## What you should do
Read the listing and extract each line that includes the word "date".

* Start Data for the task *

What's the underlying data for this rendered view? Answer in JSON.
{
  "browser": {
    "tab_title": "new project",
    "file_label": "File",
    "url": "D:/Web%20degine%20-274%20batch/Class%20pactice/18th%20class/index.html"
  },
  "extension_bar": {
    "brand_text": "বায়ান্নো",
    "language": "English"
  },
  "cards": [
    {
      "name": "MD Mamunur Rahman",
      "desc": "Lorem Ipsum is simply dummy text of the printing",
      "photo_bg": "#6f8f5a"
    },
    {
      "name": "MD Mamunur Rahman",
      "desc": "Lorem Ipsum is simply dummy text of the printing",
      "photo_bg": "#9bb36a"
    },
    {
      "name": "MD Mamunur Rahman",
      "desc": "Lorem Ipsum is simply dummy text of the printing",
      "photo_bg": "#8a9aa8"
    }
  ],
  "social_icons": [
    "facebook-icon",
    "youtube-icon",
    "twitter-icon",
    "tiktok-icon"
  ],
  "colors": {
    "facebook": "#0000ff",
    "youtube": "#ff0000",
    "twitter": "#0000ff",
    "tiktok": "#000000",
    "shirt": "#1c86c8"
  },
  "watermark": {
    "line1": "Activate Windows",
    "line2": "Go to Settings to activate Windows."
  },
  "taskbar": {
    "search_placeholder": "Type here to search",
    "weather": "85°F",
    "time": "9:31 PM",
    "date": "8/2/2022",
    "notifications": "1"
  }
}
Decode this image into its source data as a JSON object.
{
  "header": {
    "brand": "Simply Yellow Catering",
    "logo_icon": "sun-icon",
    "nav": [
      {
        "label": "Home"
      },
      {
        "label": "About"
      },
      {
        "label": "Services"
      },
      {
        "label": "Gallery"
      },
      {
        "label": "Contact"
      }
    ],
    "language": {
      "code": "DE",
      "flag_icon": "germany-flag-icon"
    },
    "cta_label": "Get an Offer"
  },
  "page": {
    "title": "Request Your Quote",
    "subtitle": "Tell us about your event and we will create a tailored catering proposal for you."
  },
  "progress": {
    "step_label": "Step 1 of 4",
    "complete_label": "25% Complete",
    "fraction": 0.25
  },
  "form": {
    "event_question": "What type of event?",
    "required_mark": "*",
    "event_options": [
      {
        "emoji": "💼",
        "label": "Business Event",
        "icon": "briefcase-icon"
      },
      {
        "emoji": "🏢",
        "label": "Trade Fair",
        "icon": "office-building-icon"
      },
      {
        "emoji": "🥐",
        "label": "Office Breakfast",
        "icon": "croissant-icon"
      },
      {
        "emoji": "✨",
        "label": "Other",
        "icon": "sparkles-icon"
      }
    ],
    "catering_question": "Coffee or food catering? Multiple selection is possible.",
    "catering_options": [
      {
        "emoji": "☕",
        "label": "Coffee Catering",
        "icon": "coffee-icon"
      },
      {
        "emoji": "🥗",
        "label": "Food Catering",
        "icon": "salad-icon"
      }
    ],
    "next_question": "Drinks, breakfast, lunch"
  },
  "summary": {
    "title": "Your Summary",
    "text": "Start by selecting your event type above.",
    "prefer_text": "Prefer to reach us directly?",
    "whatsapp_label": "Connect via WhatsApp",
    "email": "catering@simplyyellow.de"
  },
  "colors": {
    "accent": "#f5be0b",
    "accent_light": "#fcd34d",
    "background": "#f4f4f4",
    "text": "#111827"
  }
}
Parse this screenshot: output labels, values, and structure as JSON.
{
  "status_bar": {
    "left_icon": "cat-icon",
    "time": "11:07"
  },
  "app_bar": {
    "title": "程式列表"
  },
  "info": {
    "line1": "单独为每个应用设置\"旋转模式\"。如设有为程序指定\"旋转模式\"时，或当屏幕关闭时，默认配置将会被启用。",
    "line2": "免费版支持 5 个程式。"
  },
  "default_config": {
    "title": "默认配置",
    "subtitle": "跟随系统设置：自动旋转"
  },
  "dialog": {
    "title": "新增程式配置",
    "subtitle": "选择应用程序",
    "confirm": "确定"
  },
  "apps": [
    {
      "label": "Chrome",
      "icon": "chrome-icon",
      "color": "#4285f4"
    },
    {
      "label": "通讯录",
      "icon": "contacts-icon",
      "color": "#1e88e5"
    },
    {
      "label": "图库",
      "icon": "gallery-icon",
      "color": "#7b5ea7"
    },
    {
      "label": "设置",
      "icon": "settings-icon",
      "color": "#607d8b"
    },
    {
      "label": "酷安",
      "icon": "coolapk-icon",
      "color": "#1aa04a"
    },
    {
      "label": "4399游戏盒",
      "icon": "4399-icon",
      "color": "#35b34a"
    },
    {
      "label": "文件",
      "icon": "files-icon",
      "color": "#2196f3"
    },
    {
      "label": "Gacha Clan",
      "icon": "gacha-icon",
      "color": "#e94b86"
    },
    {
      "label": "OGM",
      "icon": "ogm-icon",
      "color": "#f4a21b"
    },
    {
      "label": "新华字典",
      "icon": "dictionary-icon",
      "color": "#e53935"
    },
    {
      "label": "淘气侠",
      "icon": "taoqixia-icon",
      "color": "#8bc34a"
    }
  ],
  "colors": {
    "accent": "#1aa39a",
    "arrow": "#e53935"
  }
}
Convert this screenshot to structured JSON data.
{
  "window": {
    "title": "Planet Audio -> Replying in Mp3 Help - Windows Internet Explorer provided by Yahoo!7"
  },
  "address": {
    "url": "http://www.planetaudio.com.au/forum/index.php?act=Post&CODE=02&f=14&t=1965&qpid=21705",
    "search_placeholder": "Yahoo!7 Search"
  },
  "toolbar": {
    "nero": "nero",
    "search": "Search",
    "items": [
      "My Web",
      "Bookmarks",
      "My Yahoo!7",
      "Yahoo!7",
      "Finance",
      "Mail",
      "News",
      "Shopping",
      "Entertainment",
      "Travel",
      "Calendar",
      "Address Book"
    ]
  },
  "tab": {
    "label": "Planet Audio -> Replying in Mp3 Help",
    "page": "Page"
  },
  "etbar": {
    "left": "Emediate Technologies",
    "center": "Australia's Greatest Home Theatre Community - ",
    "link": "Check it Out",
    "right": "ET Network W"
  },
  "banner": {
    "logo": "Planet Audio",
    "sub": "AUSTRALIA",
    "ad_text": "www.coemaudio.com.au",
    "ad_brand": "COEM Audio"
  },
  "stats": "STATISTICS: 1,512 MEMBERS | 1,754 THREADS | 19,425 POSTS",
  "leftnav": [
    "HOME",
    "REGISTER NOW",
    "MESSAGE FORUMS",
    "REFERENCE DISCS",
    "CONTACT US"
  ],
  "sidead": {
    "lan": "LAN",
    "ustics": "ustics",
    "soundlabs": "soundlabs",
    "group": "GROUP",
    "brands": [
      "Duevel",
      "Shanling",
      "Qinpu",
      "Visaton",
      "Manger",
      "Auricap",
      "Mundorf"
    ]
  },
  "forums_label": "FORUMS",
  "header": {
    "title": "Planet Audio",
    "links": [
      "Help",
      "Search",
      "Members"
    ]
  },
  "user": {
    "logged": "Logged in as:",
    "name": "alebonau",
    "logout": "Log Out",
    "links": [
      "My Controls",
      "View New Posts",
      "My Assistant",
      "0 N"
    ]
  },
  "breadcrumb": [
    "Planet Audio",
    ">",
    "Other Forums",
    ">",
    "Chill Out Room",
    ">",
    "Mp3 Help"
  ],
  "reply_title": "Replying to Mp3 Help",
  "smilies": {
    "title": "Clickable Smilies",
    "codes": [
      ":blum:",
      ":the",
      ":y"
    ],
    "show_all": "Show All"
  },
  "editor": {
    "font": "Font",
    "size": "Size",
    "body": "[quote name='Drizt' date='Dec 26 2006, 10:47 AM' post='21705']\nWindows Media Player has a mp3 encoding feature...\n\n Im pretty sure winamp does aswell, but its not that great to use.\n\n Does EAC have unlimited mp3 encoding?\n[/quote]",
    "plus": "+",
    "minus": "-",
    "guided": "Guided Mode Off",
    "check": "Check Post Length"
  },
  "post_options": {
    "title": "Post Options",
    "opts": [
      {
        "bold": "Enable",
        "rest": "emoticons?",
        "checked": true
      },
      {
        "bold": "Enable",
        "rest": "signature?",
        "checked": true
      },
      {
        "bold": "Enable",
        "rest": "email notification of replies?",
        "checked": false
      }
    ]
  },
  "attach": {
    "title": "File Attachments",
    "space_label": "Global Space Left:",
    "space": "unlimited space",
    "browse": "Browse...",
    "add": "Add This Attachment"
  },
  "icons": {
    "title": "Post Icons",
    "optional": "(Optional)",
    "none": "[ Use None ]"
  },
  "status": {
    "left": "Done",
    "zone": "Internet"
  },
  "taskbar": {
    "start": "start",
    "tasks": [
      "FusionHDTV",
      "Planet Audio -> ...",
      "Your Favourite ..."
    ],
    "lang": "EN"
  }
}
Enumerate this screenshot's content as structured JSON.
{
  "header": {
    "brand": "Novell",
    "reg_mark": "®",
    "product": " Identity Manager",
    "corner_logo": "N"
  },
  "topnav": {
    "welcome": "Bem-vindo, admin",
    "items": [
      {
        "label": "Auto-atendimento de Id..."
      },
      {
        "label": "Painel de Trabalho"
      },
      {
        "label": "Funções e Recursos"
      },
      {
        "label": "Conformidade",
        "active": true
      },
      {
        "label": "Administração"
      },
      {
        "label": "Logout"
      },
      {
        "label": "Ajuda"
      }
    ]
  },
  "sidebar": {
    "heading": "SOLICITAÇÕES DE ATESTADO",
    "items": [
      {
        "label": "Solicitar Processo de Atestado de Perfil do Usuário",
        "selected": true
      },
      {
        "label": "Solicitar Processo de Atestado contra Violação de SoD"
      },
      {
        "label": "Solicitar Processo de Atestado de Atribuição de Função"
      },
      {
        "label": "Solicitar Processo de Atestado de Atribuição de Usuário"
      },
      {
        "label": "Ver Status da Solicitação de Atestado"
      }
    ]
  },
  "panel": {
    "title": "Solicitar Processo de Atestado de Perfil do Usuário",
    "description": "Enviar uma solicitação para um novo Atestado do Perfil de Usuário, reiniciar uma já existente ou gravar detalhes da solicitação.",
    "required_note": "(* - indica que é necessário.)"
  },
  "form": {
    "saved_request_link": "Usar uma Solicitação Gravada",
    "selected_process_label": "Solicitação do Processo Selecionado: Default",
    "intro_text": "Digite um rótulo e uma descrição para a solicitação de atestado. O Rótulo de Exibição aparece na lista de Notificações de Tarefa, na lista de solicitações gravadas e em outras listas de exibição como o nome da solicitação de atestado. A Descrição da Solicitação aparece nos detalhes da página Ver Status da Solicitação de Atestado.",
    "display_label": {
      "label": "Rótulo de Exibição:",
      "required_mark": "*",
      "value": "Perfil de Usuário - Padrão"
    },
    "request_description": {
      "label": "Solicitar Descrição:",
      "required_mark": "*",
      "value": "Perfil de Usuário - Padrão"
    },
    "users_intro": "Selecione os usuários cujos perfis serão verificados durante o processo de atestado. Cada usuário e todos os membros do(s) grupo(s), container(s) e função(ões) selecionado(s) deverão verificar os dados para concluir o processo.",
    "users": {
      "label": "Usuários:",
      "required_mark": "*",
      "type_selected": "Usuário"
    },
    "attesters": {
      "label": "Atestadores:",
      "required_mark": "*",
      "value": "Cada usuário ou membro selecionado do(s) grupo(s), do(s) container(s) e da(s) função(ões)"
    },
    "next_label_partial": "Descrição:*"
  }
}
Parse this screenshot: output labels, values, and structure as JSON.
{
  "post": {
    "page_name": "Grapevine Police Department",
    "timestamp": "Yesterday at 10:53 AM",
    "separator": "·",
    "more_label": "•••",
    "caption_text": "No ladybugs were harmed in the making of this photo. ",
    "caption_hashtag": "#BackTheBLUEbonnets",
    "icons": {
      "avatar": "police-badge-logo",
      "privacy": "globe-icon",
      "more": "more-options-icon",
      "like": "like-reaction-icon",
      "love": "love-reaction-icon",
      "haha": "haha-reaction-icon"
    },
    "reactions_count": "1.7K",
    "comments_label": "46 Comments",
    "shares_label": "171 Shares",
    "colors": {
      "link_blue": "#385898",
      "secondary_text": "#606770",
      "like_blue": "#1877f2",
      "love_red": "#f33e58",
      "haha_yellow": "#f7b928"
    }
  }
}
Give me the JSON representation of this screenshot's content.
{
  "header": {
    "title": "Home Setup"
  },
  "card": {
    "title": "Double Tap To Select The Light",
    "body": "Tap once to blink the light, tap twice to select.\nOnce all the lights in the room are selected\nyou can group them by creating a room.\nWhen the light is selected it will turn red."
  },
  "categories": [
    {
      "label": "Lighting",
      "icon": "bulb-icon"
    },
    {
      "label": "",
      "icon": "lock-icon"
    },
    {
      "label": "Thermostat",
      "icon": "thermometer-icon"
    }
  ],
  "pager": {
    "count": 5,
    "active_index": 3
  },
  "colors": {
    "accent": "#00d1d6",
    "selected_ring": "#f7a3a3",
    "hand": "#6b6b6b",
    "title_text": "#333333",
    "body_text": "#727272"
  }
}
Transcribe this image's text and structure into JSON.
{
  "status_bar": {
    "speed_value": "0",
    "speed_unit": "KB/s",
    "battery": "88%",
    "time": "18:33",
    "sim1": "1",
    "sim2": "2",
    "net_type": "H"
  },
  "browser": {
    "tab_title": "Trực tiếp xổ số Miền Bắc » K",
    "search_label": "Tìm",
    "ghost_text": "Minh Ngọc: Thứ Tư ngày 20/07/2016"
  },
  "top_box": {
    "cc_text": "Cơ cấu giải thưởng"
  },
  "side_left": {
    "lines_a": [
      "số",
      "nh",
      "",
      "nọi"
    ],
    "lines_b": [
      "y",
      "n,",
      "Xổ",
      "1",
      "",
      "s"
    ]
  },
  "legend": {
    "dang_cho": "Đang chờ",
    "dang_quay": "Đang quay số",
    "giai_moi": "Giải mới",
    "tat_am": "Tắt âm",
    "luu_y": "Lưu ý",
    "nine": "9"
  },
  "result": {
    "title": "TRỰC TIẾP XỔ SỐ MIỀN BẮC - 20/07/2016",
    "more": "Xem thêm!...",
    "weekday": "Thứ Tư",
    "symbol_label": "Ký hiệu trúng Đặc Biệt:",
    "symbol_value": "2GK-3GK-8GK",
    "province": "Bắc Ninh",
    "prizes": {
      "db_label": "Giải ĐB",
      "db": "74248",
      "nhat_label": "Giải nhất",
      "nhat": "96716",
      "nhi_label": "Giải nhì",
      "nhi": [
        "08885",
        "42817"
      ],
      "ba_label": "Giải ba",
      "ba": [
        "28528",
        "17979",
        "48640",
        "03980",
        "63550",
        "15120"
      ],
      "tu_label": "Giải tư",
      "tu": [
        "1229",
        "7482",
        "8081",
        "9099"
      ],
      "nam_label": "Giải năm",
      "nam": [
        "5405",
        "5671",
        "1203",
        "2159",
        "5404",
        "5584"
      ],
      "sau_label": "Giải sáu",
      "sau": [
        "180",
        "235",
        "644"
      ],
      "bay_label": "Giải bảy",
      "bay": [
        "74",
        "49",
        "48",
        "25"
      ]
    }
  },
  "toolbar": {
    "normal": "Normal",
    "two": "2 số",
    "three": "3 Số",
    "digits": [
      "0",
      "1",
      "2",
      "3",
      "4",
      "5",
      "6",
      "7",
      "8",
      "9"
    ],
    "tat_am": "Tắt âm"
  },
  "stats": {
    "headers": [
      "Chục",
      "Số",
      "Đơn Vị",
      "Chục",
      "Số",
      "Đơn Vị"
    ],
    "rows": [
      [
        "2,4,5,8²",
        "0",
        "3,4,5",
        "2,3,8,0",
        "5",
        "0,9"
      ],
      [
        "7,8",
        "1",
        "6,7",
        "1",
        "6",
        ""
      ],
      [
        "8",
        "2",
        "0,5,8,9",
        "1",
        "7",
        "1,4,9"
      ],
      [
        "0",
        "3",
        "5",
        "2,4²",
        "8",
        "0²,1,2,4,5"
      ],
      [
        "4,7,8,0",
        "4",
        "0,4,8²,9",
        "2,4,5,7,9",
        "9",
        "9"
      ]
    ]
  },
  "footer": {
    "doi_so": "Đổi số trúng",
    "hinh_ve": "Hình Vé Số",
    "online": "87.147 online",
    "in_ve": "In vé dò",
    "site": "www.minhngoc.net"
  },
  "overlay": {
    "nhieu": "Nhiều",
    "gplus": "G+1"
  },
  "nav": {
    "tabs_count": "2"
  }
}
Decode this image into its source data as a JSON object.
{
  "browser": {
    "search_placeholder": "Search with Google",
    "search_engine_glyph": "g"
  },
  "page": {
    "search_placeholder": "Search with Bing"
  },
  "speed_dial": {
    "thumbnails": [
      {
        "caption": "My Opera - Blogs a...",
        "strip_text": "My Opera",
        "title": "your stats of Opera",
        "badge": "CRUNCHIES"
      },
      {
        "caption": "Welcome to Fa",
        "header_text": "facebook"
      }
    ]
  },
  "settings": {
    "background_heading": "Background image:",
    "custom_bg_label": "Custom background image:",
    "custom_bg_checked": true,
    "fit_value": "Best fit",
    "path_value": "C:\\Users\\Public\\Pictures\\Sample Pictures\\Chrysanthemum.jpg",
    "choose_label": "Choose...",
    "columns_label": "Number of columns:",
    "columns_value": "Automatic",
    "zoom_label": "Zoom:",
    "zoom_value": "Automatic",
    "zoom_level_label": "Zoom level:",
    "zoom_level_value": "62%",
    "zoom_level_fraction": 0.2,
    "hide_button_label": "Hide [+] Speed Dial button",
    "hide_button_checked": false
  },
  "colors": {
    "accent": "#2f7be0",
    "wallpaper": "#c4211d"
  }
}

* End Data for the task *

## Output below
    "date": "8/2/2022",
    "body": "[quote name='Drizt' date='Dec 26 2006, 10:47 AM' post='21705']\nWindows Media Player has a mp3 encoding feature...\n\n Im pretty sure winamp does aswell, but its not that great to use.\n\n Does EAC have unlimited mp3 encoding?\n[/quote]",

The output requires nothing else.